AIM OF THE TASK: Check each line for the string "адрес", then give only how many lines have it.

Extracted records:
--- Begin ---

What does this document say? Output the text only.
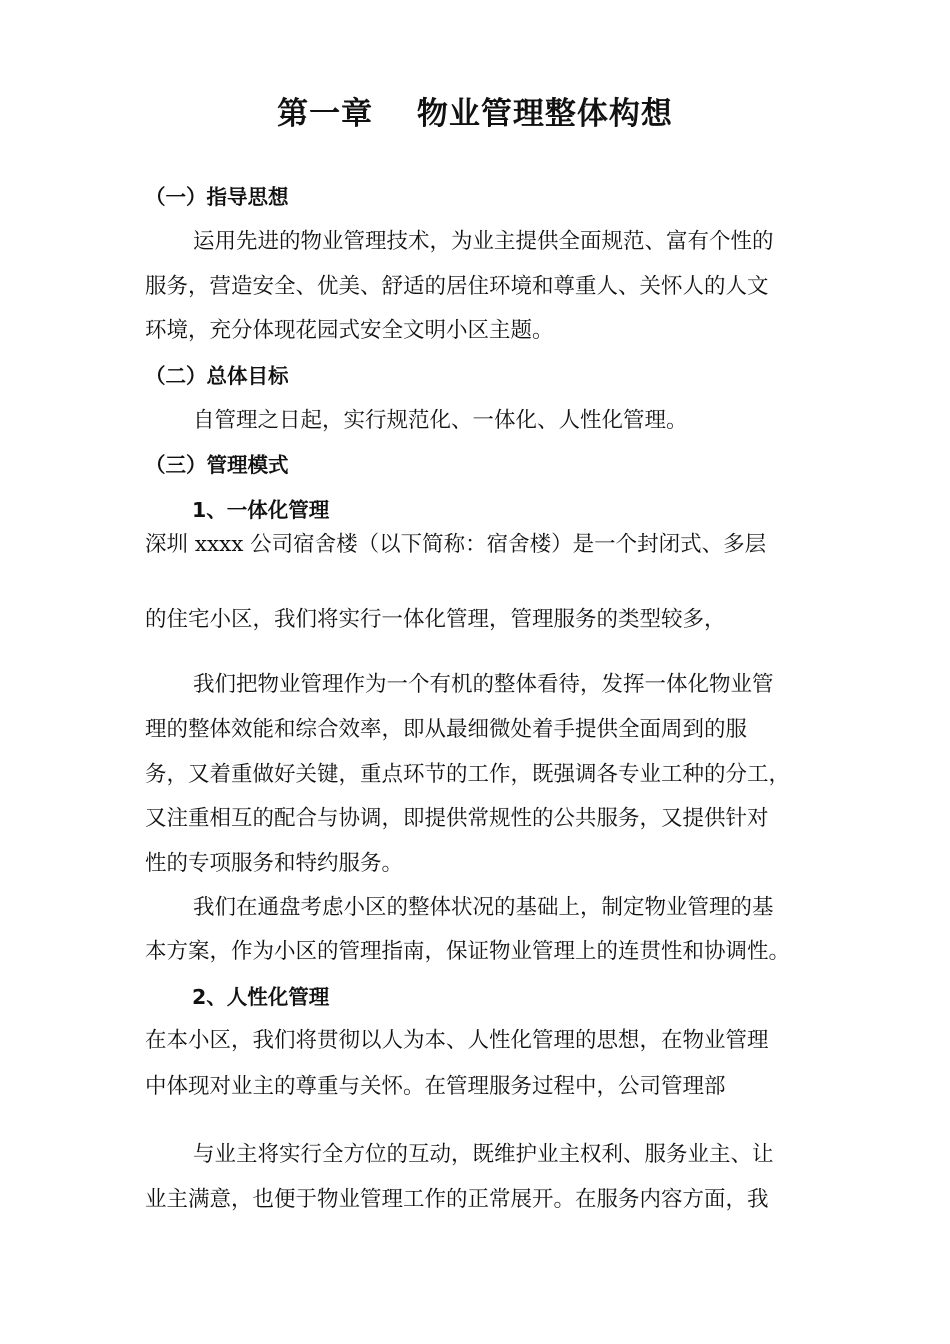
第一章　 物业管理整体构想
（一）指导思想
运用先进的物业管理技术，为业主提供全面规范、富有个性的
服务，营造安全、优美、舒适的居住环境和尊重人、关怀人的人文
环境，充分体现花园式安全文明小区主题。
（二）总体目标
自管理之日起，实行规范化、一体化、人性化管理。
（三）管理模式
1、一体化管理
深圳 xxxx 公司宿舍楼（以下简称：宿舍楼）是一个封闭式、多层
的住宅小区，我们将实行一体化管理，管理服务的类型较多，
我们把物业管理作为一个有机的整体看待，发挥一体化物业管
理的整体效能和综合效率，即从最细微处着手提供全面周到的服
务，又着重做好关键，重点环节的工作，既强调各专业工种的分工，
又注重相互的配合与协调，即提供常规性的公共服务，又提供针对
性的专项服务和特约服务。
我们在通盘考虑小区的整体状况的基础上，制定物业管理的基
本方案，作为小区的管理指南，保证物业管理上的连贯性和协调性。
2、人性化管理
在本小区，我们将贯彻以人为本、人性化管理的思想，在物业管理
中体现对业主的尊重与关怀。在管理服务过程中，公司管理部
与业主将实行全方位的互动，既维护业主权利、服务业主、让
业主满意，也便于物业管理工作的正常展开。在服务内容方面，我
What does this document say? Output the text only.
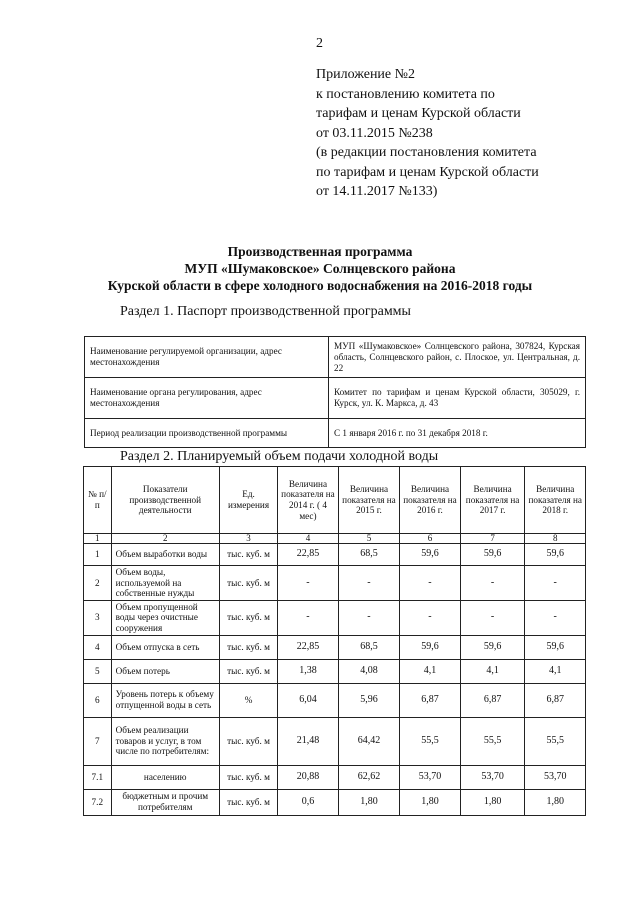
2
Приложение №2
к постановлению комитета по
тарифам и ценам Курской области
от 03.11.2015 №238
(в редакции постановления комитета
по тарифам и ценам Курской области
от 14.11.2017 №133)
Производственная программа
МУП «Шумаковское» Солнцевского района
Курской области в сфере холодного водоснабжения на 2016-2018 годы
Раздел 1. Паспорт производственной программы
Наименование регулируемой организации, адрес местонахождения	МУП «Шумаковское» Солнцевского района, 307824, Курская область, Солнцевского район, с. Плоское, ул. Центральная, д. 22
Наименование органа регулирования, адрес местонахождения	Комитет по тарифам и ценам Курской области, 305029, г. Курск, ул. К. Маркса, д. 43
Период реализации производственной программы	С 1 января 2016 г. по 31 декабря 2018 г.
Раздел 2. Планируемый объем подачи холодной воды
№ п/п	Показатели производственной деятельности	Ед. измерения	Величина показателя на 2014 г. ( 4 мес)	Величина показателя на 2015 г.	Величина показателя на 2016 г.	Величина показателя на 2017 г.	Величина показателя на 2018 г.
1	2	3	4	5	6	7	8
1	Объем выработки воды	тыс. куб. м	22,85	68,5	59,6	59,6	59,6
2	Объем воды, используемой на собственные нужды	тыс. куб. м	-	-	-	-	-
3	Объем пропущенной воды через очистные сооружения	тыс. куб. м	-	-	-	-	-
4	Объем отпуска в сеть	тыс. куб. м	22,85	68,5	59,6	59,6	59,6
5	Объем потерь	тыс. куб. м	1,38	4,08	4,1	4,1	4,1
6	Уровень потерь к объему отпущенной воды в сеть	%	6,04	5,96	6,87	6,87	6,87
7	Объем реализации товаров и услуг, в том числе по потребителям:	тыс. куб. м	21,48	64,42	55,5	55,5	55,5
7.1	населению	тыс. куб. м	20,88	62,62	53,70	53,70	53,70
7.2	бюджетным и прочим потребителям	тыс. куб. м	0,6	1,80	1,80	1,80	1,80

--- End ---

SOLUTION TO THIS EXERCISE: 2